● **Text shown**:
Succession Management Shortcomings

Succession Management Shortcomings

Charles Goretsky Charles Goretsky
15 minute read

Succession management is a crucial planning capability that is designed to drive strategic and results sustainability for an organization over time and across leaders and leadership teams. While it involves a well-defined set of processes (e.g., talent reviews) and tools (e.g., nine-box matrix), stories abound of companies where a new CEO or heralded C-suite new hire flames out and is replaced after an initial 12-to-24-month tenure. Are these due to succession management shortcomings that can be foreseen and overcome?   

In fact, the research and stories abound with data supporting this notion. In two separate studies reported in Harvard Business Review researchers found in 2017 that within the first 18 months, there’s a 50% chance a new executive will leave the organization, and in 2018, that 60% of executives fail within the first 18 months of being promoted or hired. Further data showed that at least 30 percent of newly hired executives failed in their first 18 months. The National Association of Corporate Directors (NACD) reported that the average tenure of CEOs has dropped significantly from 8.5 years to 3.7 years in the 13-year period ending in 2020. 

So why all the negative data? Are the succession management shortcomings due to a perceived lack of criticality or relevance to the strategic management of a company? Apparently not, as 86% of leaders believe that succession planning holds the highest importance relative to strategic value (although only 14% think their organization does it well). 

A primary issue is the shocking commonality of a lack of succession processes. The Association for Talent Development (ATD) reported that only 35% of organizations have a formalized succession planning process. And SHRM found that 56% of companies reported that their organization didn’t have a succession plan in place. Of those who said they did, only 21% had a formal plan, while another 24% said their organization had an “informal” plan. 

Clearly, too many companies are struggling with the motivation and/or ability to strategically plan for the inevitability of talent failures or departures in the most critical roles. Maybe the majority of companies know something the human resources experts don’t. Or is it that they simply don’t see the value in investing the time and effort needed to develop long-term plans and leadership resources? Let's look into the context around succession management shortcomings.

The Value of Succession Planning

What is the value of succession planning to an organization? There are numerous advantages to developing and using this capability as a strategic lever. At its core, the value proposition lies in business continuity and flow, which is most often interrupted by changes in leadership. The key benefits and values associated with succession planning include:

1. Leadership Continuity.

● **Task directions**:
Answer these questions from the article on succession management shortcomings:
(a) According to the NACD, how did the average tenure of CEOs change over the 13-year period ending in 2020?
(b) What percentage of organizations have a formalized succession planning process, according to the ATD?
(c) What percentage of leaders believe succession planning holds the highest importance relative to strategic value?

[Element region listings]
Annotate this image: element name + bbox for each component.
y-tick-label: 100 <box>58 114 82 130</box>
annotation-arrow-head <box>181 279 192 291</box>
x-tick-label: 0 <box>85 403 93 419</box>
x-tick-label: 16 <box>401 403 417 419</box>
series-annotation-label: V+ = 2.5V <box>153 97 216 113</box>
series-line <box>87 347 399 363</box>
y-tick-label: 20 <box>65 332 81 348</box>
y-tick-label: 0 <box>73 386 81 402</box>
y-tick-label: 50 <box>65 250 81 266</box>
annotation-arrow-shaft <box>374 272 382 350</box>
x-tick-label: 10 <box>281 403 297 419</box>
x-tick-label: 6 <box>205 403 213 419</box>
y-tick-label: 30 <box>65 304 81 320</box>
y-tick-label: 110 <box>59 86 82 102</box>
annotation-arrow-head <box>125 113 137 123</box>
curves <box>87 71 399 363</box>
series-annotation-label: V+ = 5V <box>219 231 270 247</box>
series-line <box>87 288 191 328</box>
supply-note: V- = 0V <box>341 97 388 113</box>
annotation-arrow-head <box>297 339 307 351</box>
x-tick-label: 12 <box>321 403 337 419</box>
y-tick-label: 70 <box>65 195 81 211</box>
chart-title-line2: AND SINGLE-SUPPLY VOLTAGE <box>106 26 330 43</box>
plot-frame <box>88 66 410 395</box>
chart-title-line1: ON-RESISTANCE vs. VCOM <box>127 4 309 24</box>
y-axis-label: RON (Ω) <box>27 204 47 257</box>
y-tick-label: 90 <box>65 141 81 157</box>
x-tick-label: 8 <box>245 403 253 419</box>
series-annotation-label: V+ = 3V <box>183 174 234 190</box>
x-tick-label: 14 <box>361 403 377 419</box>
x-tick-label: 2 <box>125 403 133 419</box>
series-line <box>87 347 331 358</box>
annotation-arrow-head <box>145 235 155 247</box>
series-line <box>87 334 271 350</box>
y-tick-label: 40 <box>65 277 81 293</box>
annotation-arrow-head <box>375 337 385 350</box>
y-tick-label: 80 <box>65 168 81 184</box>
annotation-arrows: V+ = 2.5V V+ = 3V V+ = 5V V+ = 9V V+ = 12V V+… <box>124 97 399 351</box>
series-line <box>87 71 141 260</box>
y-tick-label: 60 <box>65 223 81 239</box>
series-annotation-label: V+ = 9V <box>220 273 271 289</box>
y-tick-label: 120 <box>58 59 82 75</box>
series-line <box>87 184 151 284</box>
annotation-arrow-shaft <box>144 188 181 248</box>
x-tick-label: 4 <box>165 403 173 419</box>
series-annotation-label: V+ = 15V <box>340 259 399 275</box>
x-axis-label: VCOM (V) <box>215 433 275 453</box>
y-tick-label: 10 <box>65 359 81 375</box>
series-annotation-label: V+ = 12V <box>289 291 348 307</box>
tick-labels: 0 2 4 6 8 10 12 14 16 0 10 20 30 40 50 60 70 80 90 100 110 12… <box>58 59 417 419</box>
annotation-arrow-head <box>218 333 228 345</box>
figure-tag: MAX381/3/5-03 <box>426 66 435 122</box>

● **Result for this task**:
(a) It dropped from 8.5 years to 3.7 years.
(b) 35%
(c) 86%